:: WHAT YOU NEED TO DO ::
Give back the full listing, character for character, with no pictures.

:: PROVIDED ENTRIES ::

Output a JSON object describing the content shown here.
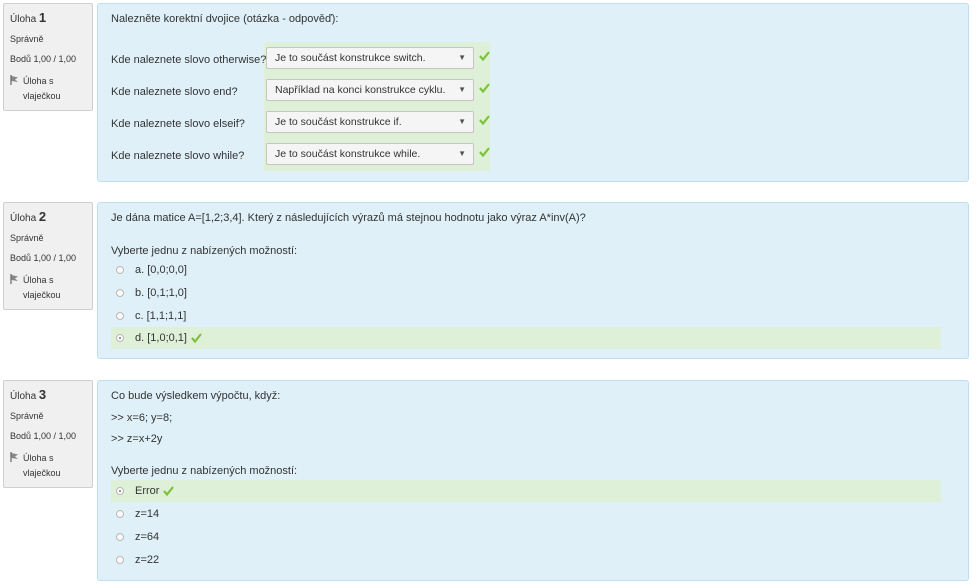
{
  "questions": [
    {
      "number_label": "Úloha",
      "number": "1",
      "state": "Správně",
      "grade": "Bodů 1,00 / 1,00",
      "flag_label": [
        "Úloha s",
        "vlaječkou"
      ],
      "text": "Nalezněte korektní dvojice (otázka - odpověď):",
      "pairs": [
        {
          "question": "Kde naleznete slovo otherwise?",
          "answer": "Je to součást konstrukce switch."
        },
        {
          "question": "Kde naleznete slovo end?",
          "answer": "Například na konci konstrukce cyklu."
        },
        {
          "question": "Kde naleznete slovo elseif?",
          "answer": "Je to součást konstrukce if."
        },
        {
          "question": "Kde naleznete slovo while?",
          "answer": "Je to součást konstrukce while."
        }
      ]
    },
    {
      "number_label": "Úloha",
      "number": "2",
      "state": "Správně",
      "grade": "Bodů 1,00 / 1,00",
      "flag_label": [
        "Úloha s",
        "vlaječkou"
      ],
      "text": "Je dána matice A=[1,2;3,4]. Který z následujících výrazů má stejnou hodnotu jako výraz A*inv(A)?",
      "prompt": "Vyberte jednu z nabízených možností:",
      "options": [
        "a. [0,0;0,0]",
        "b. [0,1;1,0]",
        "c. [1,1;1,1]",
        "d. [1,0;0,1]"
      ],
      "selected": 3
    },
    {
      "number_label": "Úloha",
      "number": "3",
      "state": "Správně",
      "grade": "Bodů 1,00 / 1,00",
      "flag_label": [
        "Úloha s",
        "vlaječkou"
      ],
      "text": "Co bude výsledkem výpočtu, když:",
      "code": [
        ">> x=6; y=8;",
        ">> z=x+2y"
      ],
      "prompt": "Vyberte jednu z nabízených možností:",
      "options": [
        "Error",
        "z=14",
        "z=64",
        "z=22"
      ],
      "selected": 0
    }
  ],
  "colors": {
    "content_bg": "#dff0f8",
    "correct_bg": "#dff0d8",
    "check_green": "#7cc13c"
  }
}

:: OUTPUT OF THE EXERCISE ::
Output a JSON object describing the content shown here.
{
  "questions": [
    {
      "number_label": "Úloha",
      "number": "1",
      "state": "Správně",
      "grade": "Bodů 1,00 / 1,00",
      "flag_label": [
        "Úloha s",
        "vlaječkou"
      ],
      "text": "Nalezněte korektní dvojice (otázka - odpověď):",
      "pairs": [
        {
          "question": "Kde naleznete slovo otherwise?",
          "answer": "Je to součást konstrukce switch."
        },
        {
          "question": "Kde naleznete slovo end?",
          "answer": "Například na konci konstrukce cyklu."
        },
        {
          "question": "Kde naleznete slovo elseif?",
          "answer": "Je to součást konstrukce if."
        },
        {
          "question": "Kde naleznete slovo while?",
          "answer": "Je to součást konstrukce while."
        }
      ]
    },
    {
      "number_label": "Úloha",
      "number": "2",
      "state": "Správně",
      "grade": "Bodů 1,00 / 1,00",
      "flag_label": [
        "Úloha s",
        "vlaječkou"
      ],
      "text": "Je dána matice A=[1,2;3,4]. Který z následujících výrazů má stejnou hodnotu jako výraz A*inv(A)?",
      "prompt": "Vyberte jednu z nabízených možností:",
      "options": [
        "a. [0,0;0,0]",
        "b. [0,1;1,0]",
        "c. [1,1;1,1]",
        "d. [1,0;0,1]"
      ],
      "selected": 3
    },
    {
      "number_label": "Úloha",
      "number": "3",
      "state": "Správně",
      "grade": "Bodů 1,00 / 1,00",
      "flag_label": [
        "Úloha s",
        "vlaječkou"
      ],
      "text": "Co bude výsledkem výpočtu, když:",
      "code": [
        ">> x=6; y=8;",
        ">> z=x+2y"
      ],
      "prompt": "Vyberte jednu z nabízených možností:",
      "options": [
        "Error",
        "z=14",
        "z=64",
        "z=22"
      ],
      "selected": 0
    }
  ],
  "colors": {
    "content_bg": "#dff0f8",
    "correct_bg": "#dff0d8",
    "check_green": "#7cc13c"
  }
}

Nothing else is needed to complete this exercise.